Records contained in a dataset
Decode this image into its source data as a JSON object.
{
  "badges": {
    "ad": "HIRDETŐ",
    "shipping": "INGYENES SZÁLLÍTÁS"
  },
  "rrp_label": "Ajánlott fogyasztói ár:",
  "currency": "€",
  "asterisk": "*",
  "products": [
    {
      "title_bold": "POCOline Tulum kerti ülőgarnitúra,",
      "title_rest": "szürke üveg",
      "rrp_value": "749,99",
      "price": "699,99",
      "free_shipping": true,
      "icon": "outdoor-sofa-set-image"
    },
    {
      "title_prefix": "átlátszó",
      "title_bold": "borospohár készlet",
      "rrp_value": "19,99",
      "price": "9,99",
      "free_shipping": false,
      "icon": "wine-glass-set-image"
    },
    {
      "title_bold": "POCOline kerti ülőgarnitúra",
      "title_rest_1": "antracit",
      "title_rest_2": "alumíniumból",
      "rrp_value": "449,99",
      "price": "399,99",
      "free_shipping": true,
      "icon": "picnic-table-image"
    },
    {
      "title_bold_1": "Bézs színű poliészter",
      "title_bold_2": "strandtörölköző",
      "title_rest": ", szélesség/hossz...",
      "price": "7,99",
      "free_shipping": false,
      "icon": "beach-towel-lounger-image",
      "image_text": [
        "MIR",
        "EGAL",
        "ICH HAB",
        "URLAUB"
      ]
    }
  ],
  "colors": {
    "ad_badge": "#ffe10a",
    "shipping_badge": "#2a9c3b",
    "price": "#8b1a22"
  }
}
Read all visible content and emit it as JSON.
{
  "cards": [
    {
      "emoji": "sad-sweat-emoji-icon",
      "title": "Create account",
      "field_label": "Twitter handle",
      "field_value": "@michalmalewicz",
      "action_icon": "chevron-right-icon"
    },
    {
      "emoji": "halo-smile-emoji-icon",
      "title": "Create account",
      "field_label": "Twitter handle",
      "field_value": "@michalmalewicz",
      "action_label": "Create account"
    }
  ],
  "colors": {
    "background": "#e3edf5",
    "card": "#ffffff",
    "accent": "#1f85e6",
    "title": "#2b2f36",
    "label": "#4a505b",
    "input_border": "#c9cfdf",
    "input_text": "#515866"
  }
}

[Short exercise]: Every line of the material must be returned exactly as it appears.

[Reply to the exercise]:
Decode this image into its source data as a JSON object.
{
  "badges": {
    "ad": "HIRDETŐ",
    "shipping": "INGYENES SZÁLLÍTÁS"
  },
  "rrp_label": "Ajánlott fogyasztói ár:",
  "currency": "€",
  "asterisk": "*",
  "products": [
    {
      "title_bold": "POCOline Tulum kerti ülőgarnitúra,",
      "title_rest": "szürke üveg",
      "rrp_value": "749,99",
      "price": "699,99",
      "free_shipping": true,
      "icon": "outdoor-sofa-set-image"
    },
    {
      "title_prefix": "átlátszó",
      "title_bold": "borospohár készlet",
      "rrp_value": "19,99",
      "price": "9,99",
      "free_shipping": false,
      "icon": "wine-glass-set-image"
    },
    {
      "title_bold": "POCOline kerti ülőgarnitúra",
      "title_rest_1": "antracit",
      "title_rest_2": "alumíniumból",
      "rrp_value": "449,99",
      "price": "399,99",
      "free_shipping": true,
      "icon": "picnic-table-image"
    },
    {
      "title_bold_1": "Bézs színű poliészter",
      "title_bold_2": "strandtörölköző",
      "title_rest": ", szélesség/hossz...",
      "price": "7,99",
      "free_shipping": false,
      "icon": "beach-towel-lounger-image",
      "image_text": [
        "MIR",
        "EGAL",
        "ICH HAB",
        "URLAUB"
      ]
    }
  ],
  "colors": {
    "ad_badge": "#ffe10a",
    "shipping_badge": "#2a9c3b",
    "price": "#8b1a22"
  }
}
Read all visible content and emit it as JSON.
{
  "cards": [
    {
      "emoji": "sad-sweat-emoji-icon",
      "title": "Create account",
      "field_label": "Twitter handle",
      "field_value": "@michalmalewicz",
      "action_icon": "chevron-right-icon"
    },
    {
      "emoji": "halo-smile-emoji-icon",
      "title": "Create account",
      "field_label": "Twitter handle",
      "field_value": "@michalmalewicz",
      "action_label": "Create account"
    }
  ],
  "colors": {
    "background": "#e3edf5",
    "card": "#ffffff",
    "accent": "#1f85e6",
    "title": "#2b2f36",
    "label": "#4a505b",
    "input_border": "#c9cfdf",
    "input_text": "#515866"
  }
}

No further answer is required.